**What you need to do**
Copy out every line exactly as given.

**Data in this exercise**

* start *

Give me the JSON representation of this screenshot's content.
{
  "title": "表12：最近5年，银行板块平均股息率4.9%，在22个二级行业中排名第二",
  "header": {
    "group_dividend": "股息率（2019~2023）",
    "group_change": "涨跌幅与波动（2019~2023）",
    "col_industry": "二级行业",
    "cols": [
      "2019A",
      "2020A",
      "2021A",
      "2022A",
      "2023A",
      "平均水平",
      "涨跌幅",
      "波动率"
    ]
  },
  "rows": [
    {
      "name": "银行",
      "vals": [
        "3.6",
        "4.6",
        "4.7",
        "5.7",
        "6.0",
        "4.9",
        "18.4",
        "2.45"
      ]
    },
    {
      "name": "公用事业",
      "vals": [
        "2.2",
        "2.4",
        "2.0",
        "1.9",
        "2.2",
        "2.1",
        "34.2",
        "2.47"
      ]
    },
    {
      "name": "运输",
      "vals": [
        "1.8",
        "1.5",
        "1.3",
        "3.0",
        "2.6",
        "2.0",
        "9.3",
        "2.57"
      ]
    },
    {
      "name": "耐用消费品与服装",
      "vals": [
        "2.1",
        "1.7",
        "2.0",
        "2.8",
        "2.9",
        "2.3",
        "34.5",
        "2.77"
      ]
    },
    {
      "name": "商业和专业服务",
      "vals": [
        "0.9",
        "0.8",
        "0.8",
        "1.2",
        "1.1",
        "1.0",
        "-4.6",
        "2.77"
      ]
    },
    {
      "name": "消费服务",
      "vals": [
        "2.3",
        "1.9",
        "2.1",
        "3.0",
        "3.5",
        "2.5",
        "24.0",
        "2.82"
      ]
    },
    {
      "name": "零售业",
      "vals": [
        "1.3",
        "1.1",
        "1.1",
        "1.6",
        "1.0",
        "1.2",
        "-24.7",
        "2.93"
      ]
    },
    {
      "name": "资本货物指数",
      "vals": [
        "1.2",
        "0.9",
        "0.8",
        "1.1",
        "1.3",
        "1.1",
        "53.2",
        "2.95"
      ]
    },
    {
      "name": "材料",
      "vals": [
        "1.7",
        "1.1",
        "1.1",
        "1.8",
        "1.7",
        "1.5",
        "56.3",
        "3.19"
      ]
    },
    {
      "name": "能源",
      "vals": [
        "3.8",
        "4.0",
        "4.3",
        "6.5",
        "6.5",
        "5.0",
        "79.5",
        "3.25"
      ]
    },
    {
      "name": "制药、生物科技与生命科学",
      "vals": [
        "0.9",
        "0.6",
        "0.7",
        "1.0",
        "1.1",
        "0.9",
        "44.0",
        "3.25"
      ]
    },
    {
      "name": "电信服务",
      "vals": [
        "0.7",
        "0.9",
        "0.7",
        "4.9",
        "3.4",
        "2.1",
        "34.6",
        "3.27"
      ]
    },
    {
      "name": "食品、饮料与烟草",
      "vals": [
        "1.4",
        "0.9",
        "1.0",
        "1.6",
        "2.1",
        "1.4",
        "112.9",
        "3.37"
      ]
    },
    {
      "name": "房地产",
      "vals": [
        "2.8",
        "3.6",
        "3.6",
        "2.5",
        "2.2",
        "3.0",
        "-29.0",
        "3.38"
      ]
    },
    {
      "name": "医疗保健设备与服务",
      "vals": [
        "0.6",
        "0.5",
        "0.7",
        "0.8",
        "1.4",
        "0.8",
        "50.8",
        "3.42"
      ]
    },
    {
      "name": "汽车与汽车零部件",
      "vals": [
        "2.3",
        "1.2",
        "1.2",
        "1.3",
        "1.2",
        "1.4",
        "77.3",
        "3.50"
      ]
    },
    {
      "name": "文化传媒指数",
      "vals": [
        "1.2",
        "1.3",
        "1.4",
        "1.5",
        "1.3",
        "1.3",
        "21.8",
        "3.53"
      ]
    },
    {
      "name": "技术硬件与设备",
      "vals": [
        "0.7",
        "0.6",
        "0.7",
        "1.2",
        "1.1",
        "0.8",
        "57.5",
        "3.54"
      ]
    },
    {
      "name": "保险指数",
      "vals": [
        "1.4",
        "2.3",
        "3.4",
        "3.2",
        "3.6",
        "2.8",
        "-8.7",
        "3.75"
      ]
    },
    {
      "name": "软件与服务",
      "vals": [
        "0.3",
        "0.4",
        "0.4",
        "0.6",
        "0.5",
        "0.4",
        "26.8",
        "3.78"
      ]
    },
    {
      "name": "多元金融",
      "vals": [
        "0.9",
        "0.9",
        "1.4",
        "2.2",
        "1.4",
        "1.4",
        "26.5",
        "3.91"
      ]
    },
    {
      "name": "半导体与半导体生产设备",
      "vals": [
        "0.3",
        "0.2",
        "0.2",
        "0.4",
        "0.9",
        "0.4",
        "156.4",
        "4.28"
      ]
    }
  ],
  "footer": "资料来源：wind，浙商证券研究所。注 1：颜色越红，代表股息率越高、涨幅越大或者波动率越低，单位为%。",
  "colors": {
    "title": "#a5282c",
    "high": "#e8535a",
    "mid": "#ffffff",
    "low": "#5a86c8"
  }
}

* end *

**Expected answer**
Give me the JSON representation of this screenshot's content.
{
  "title": "表12：最近5年，银行板块平均股息率4.9%，在22个二级行业中排名第二",
  "header": {
    "group_dividend": "股息率（2019~2023）",
    "group_change": "涨跌幅与波动（2019~2023）",
    "col_industry": "二级行业",
    "cols": [
      "2019A",
      "2020A",
      "2021A",
      "2022A",
      "2023A",
      "平均水平",
      "涨跌幅",
      "波动率"
    ]
  },
  "rows": [
    {
      "name": "银行",
      "vals": [
        "3.6",
        "4.6",
        "4.7",
        "5.7",
        "6.0",
        "4.9",
        "18.4",
        "2.45"
      ]
    },
    {
      "name": "公用事业",
      "vals": [
        "2.2",
        "2.4",
        "2.0",
        "1.9",
        "2.2",
        "2.1",
        "34.2",
        "2.47"
      ]
    },
    {
      "name": "运输",
      "vals": [
        "1.8",
        "1.5",
        "1.3",
        "3.0",
        "2.6",
        "2.0",
        "9.3",
        "2.57"
      ]
    },
    {
      "name": "耐用消费品与服装",
      "vals": [
        "2.1",
        "1.7",
        "2.0",
        "2.8",
        "2.9",
        "2.3",
        "34.5",
        "2.77"
      ]
    },
    {
      "name": "商业和专业服务",
      "vals": [
        "0.9",
        "0.8",
        "0.8",
        "1.2",
        "1.1",
        "1.0",
        "-4.6",
        "2.77"
      ]
    },
    {
      "name": "消费服务",
      "vals": [
        "2.3",
        "1.9",
        "2.1",
        "3.0",
        "3.5",
        "2.5",
        "24.0",
        "2.82"
      ]
    },
    {
      "name": "零售业",
      "vals": [
        "1.3",
        "1.1",
        "1.1",
        "1.6",
        "1.0",
        "1.2",
        "-24.7",
        "2.93"
      ]
    },
    {
      "name": "资本货物指数",
      "vals": [
        "1.2",
        "0.9",
        "0.8",
        "1.1",
        "1.3",
        "1.1",
        "53.2",
        "2.95"
      ]
    },
    {
      "name": "材料",
      "vals": [
        "1.7",
        "1.1",
        "1.1",
        "1.8",
        "1.7",
        "1.5",
        "56.3",
        "3.19"
      ]
    },
    {
      "name": "能源",
      "vals": [
        "3.8",
        "4.0",
        "4.3",
        "6.5",
        "6.5",
        "5.0",
        "79.5",
        "3.25"
      ]
    },
    {
      "name": "制药、生物科技与生命科学",
      "vals": [
        "0.9",
        "0.6",
        "0.7",
        "1.0",
        "1.1",
        "0.9",
        "44.0",
        "3.25"
      ]
    },
    {
      "name": "电信服务",
      "vals": [
        "0.7",
        "0.9",
        "0.7",
        "4.9",
        "3.4",
        "2.1",
        "34.6",
        "3.27"
      ]
    },
    {
      "name": "食品、饮料与烟草",
      "vals": [
        "1.4",
        "0.9",
        "1.0",
        "1.6",
        "2.1",
        "1.4",
        "112.9",
        "3.37"
      ]
    },
    {
      "name": "房地产",
      "vals": [
        "2.8",
        "3.6",
        "3.6",
        "2.5",
        "2.2",
        "3.0",
        "-29.0",
        "3.38"
      ]
    },
    {
      "name": "医疗保健设备与服务",
      "vals": [
        "0.6",
        "0.5",
        "0.7",
        "0.8",
        "1.4",
        "0.8",
        "50.8",
        "3.42"
      ]
    },
    {
      "name": "汽车与汽车零部件",
      "vals": [
        "2.3",
        "1.2",
        "1.2",
        "1.3",
        "1.2",
        "1.4",
        "77.3",
        "3.50"
      ]
    },
    {
      "name": "文化传媒指数",
      "vals": [
        "1.2",
        "1.3",
        "1.4",
        "1.5",
        "1.3",
        "1.3",
        "21.8",
        "3.53"
      ]
    },
    {
      "name": "技术硬件与设备",
      "vals": [
        "0.7",
        "0.6",
        "0.7",
        "1.2",
        "1.1",
        "0.8",
        "57.5",
        "3.54"
      ]
    },
    {
      "name": "保险指数",
      "vals": [
        "1.4",
        "2.3",
        "3.4",
        "3.2",
        "3.6",
        "2.8",
        "-8.7",
        "3.75"
      ]
    },
    {
      "name": "软件与服务",
      "vals": [
        "0.3",
        "0.4",
        "0.4",
        "0.6",
        "0.5",
        "0.4",
        "26.8",
        "3.78"
      ]
    },
    {
      "name": "多元金融",
      "vals": [
        "0.9",
        "0.9",
        "1.4",
        "2.2",
        "1.4",
        "1.4",
        "26.5",
        "3.91"
      ]
    },
    {
      "name": "半导体与半导体生产设备",
      "vals": [
        "0.3",
        "0.2",
        "0.2",
        "0.4",
        "0.9",
        "0.4",
        "156.4",
        "4.28"
      ]
    }
  ],
  "footer": "资料来源：wind，浙商证券研究所。注 1：颜色越红，代表股息率越高、涨幅越大或者波动率越低，单位为%。",
  "colors": {
    "title": "#a5282c",
    "high": "#e8535a",
    "mid": "#ffffff",
    "low": "#5a86c8"
  }
}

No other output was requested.